## [Direction]
Every record should be copied exactly, except that pictures are to be omitted.

## [Exercise data]
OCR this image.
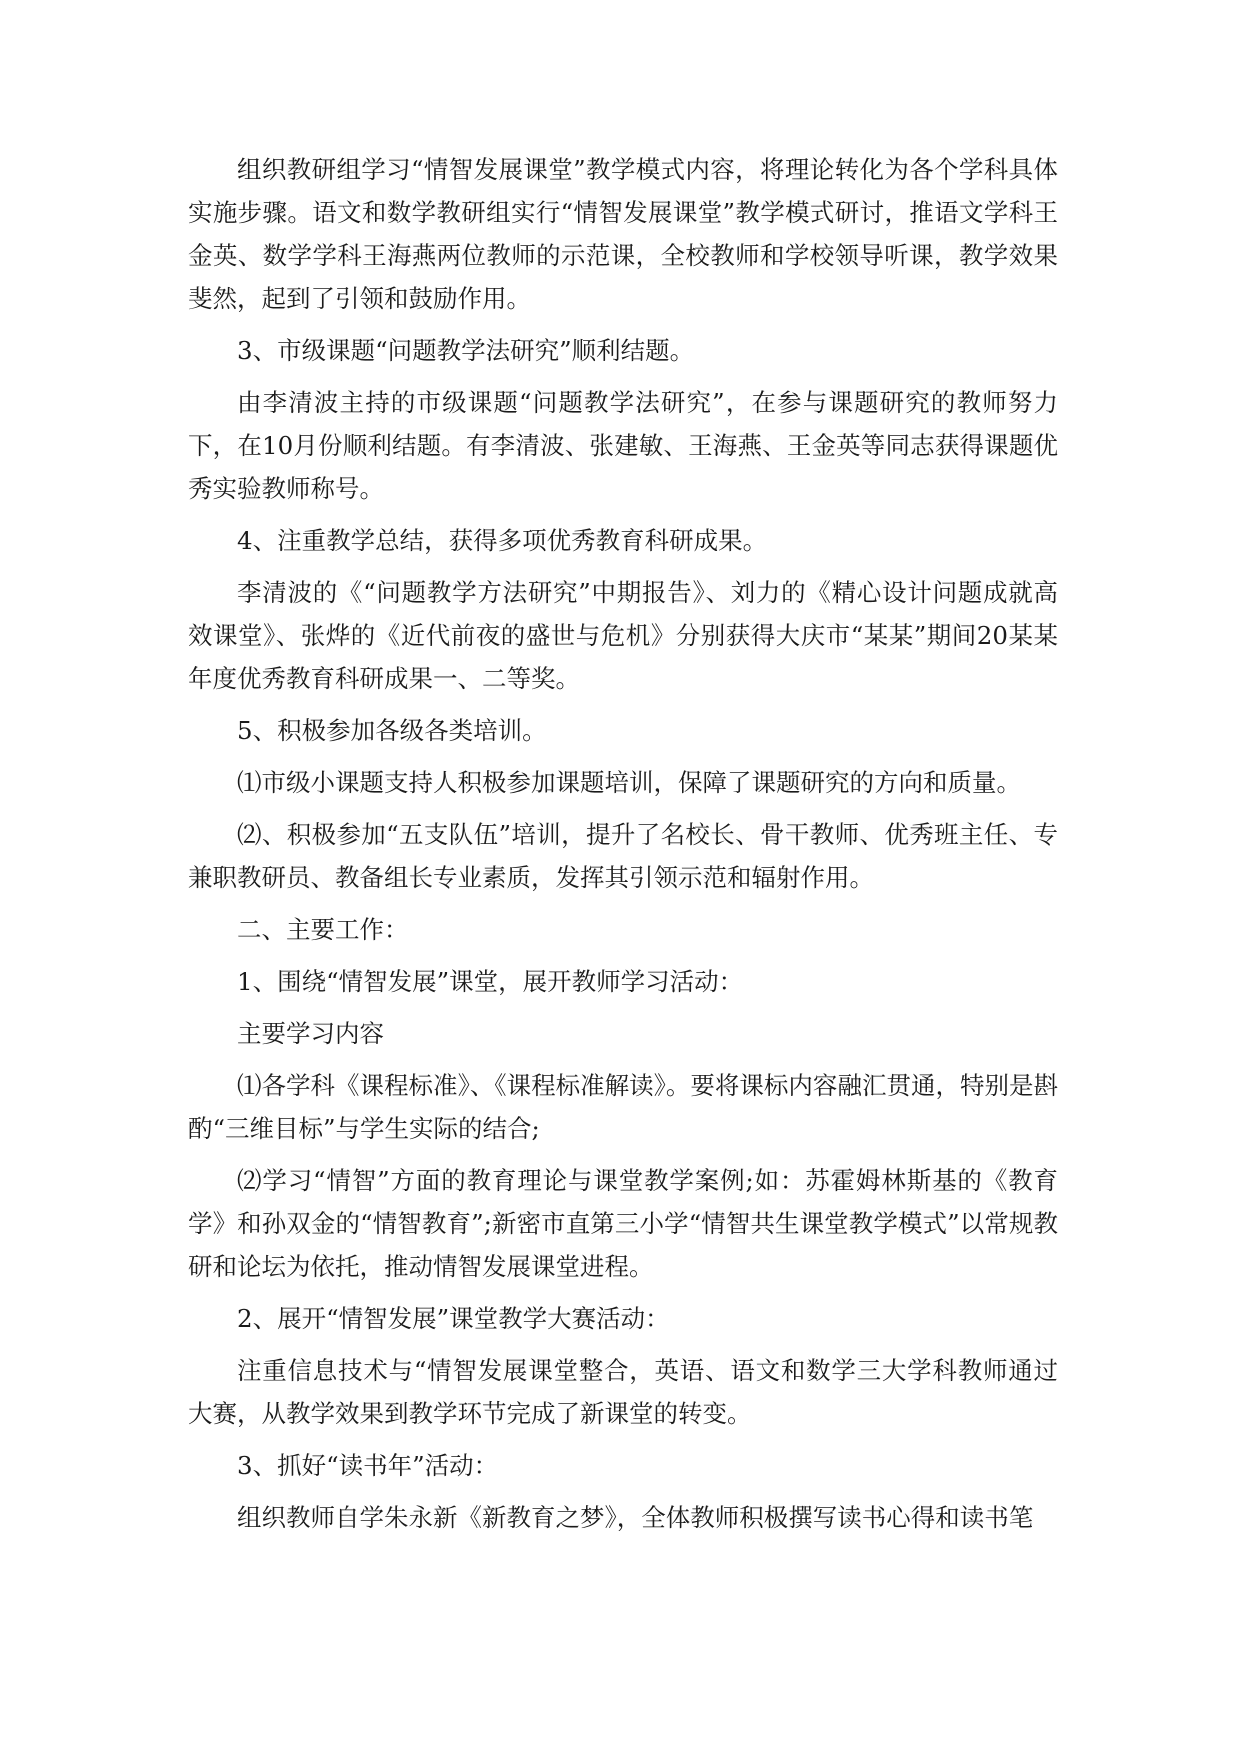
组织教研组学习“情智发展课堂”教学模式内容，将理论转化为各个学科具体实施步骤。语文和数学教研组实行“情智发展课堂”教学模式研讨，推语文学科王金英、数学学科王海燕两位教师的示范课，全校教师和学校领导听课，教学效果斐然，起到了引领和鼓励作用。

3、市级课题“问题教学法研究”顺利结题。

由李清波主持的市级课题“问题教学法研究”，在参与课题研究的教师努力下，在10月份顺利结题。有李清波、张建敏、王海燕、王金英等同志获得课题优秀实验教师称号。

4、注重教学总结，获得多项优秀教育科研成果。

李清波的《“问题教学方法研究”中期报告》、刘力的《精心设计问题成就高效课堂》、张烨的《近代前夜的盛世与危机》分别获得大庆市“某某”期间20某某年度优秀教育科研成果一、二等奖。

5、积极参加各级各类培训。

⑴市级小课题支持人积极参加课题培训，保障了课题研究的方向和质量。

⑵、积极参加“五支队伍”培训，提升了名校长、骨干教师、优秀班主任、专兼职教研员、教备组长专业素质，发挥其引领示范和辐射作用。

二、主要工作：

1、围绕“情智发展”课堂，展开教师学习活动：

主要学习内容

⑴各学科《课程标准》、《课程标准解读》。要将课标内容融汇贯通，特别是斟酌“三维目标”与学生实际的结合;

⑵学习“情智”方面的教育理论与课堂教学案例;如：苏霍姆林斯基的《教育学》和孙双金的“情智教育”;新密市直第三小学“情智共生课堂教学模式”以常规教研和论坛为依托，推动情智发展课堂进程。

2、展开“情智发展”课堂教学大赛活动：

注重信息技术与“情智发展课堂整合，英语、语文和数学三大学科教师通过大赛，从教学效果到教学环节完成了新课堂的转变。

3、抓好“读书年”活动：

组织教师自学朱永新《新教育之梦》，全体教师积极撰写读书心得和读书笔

## [Solved problem]
OCR this image.
组织教研组学习“情智发展课堂”教学模式内容，将理论转化为各个学科具体实施步骤。语文和数学教研组实行“情智发展课堂”教学模式研讨，推语文学科王金英、数学学科王海燕两位教师的示范课，全校教师和学校领导听课，教学效果斐然，起到了引领和鼓励作用。

3、市级课题“问题教学法研究”顺利结题。

由李清波主持的市级课题“问题教学法研究”，在参与课题研究的教师努力下，在10月份顺利结题。有李清波、张建敏、王海燕、王金英等同志获得课题优秀实验教师称号。

4、注重教学总结，获得多项优秀教育科研成果。

李清波的《“问题教学方法研究”中期报告》、刘力的《精心设计问题成就高效课堂》、张烨的《近代前夜的盛世与危机》分别获得大庆市“某某”期间20某某年度优秀教育科研成果一、二等奖。

5、积极参加各级各类培训。

⑴市级小课题支持人积极参加课题培训，保障了课题研究的方向和质量。

⑵、积极参加“五支队伍”培训，提升了名校长、骨干教师、优秀班主任、专兼职教研员、教备组长专业素质，发挥其引领示范和辐射作用。

二、主要工作：

1、围绕“情智发展”课堂，展开教师学习活动：

主要学习内容

⑴各学科《课程标准》、《课程标准解读》。要将课标内容融汇贯通，特别是斟酌“三维目标”与学生实际的结合;

⑵学习“情智”方面的教育理论与课堂教学案例;如：苏霍姆林斯基的《教育学》和孙双金的“情智教育”;新密市直第三小学“情智共生课堂教学模式”以常规教研和论坛为依托，推动情智发展课堂进程。

2、展开“情智发展”课堂教学大赛活动：

注重信息技术与“情智发展课堂整合，英语、语文和数学三大学科教师通过大赛，从教学效果到教学环节完成了新课堂的转变。

3、抓好“读书年”活动：

组织教师自学朱永新《新教育之梦》，全体教师积极撰写读书心得和读书笔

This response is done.